*** DATA FOR THE TASK ***

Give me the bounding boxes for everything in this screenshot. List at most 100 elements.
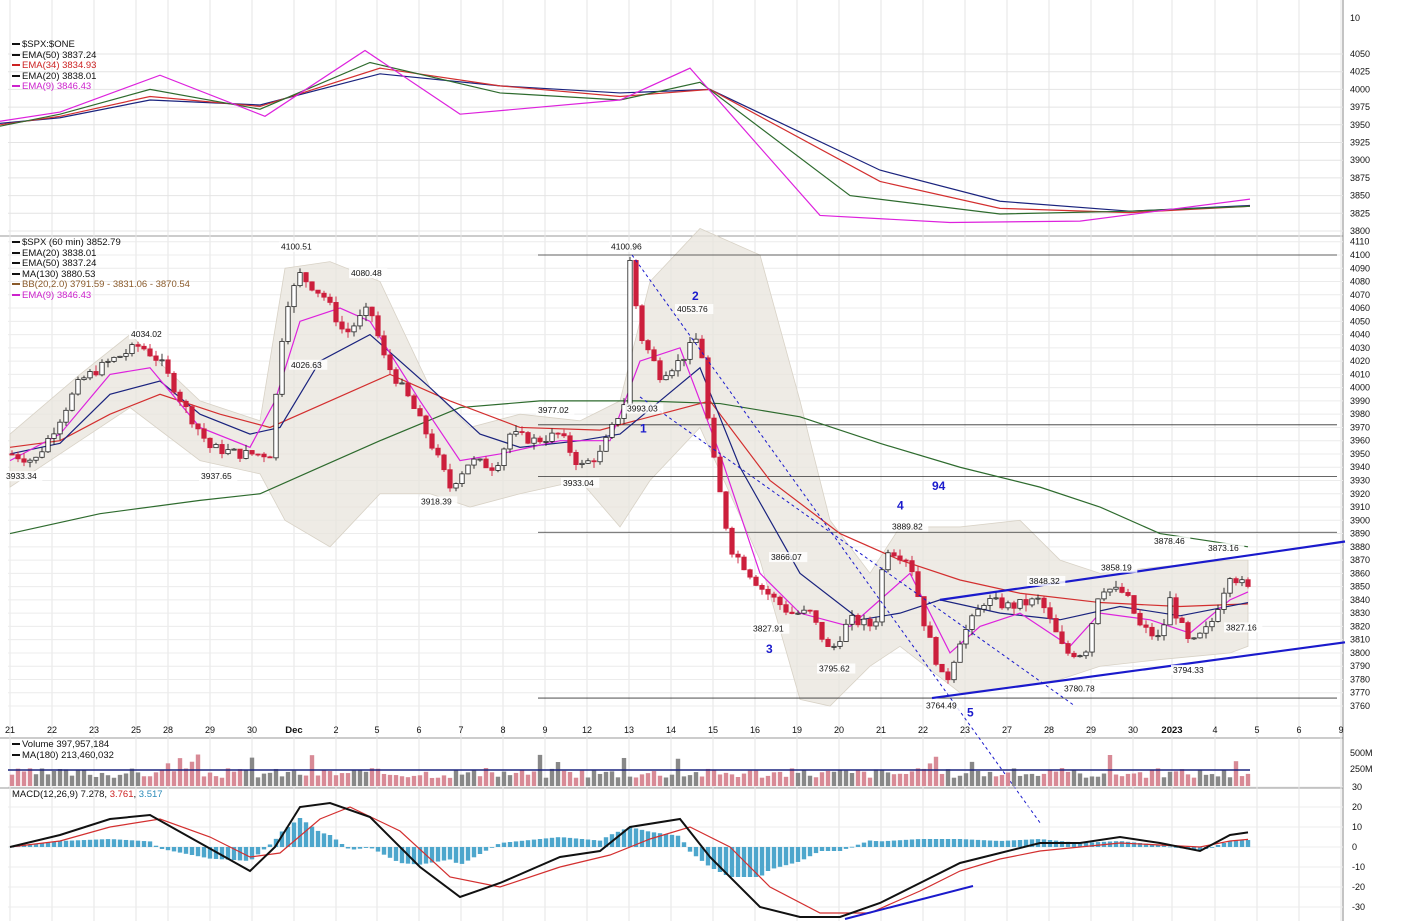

***
*** DATA FOR THE TASK ***

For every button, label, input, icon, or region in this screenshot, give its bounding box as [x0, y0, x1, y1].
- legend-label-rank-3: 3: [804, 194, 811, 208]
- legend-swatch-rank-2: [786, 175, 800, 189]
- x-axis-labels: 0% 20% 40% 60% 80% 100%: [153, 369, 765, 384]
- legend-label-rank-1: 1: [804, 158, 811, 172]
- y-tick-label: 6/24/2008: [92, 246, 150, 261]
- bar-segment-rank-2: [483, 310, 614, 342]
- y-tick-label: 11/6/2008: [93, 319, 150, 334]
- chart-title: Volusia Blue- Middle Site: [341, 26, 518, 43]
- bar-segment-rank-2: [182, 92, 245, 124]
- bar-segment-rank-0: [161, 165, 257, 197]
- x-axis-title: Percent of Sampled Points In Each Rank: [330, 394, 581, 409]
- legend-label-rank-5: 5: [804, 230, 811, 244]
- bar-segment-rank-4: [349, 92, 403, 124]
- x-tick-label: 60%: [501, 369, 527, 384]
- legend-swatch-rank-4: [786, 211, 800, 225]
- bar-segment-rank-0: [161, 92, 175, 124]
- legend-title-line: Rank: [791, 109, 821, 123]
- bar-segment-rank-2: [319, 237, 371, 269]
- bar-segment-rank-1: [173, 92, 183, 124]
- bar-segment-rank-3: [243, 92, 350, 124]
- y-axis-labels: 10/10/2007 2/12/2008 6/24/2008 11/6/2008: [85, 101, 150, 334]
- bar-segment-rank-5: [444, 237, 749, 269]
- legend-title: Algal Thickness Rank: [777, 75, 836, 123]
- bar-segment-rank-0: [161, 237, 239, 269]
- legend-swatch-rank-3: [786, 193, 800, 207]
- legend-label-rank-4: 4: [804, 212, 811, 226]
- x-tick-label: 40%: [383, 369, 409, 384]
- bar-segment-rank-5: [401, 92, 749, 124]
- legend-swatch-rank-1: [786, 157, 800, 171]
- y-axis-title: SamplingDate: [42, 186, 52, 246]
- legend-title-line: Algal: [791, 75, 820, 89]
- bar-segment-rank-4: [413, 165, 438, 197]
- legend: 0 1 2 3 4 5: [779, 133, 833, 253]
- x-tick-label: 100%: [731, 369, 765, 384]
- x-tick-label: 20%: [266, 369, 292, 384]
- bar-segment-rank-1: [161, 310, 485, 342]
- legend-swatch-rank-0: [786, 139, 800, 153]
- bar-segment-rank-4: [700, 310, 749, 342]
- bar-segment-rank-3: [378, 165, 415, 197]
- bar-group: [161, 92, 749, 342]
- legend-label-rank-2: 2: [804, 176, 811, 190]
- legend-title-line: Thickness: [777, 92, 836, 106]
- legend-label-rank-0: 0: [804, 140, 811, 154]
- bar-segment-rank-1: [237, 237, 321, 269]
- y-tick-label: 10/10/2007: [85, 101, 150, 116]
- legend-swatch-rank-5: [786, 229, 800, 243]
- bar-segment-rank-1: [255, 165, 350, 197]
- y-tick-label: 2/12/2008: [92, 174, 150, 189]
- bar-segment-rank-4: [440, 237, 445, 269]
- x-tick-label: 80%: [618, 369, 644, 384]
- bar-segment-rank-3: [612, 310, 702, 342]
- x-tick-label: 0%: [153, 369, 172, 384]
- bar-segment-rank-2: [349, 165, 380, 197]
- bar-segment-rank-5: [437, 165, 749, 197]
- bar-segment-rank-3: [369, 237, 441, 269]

***

• _EXERCISE PROMPT_:
Transcribe, without any change, the lines between the one containing "For every button, label, input, icon, or" and the one containing "- x-axis-labels: 0%", inclusive.

• _SOLUTION_:
For every button, label, input, icon, or region in this screenshot, give its bounding box as [x0, y0, x1, y1].
- legend-label-rank-3: 3: [804, 194, 811, 208]
- legend-swatch-rank-2: [786, 175, 800, 189]
- x-axis-labels: 0% 20% 40% 60% 80% 100%: [153, 369, 765, 384]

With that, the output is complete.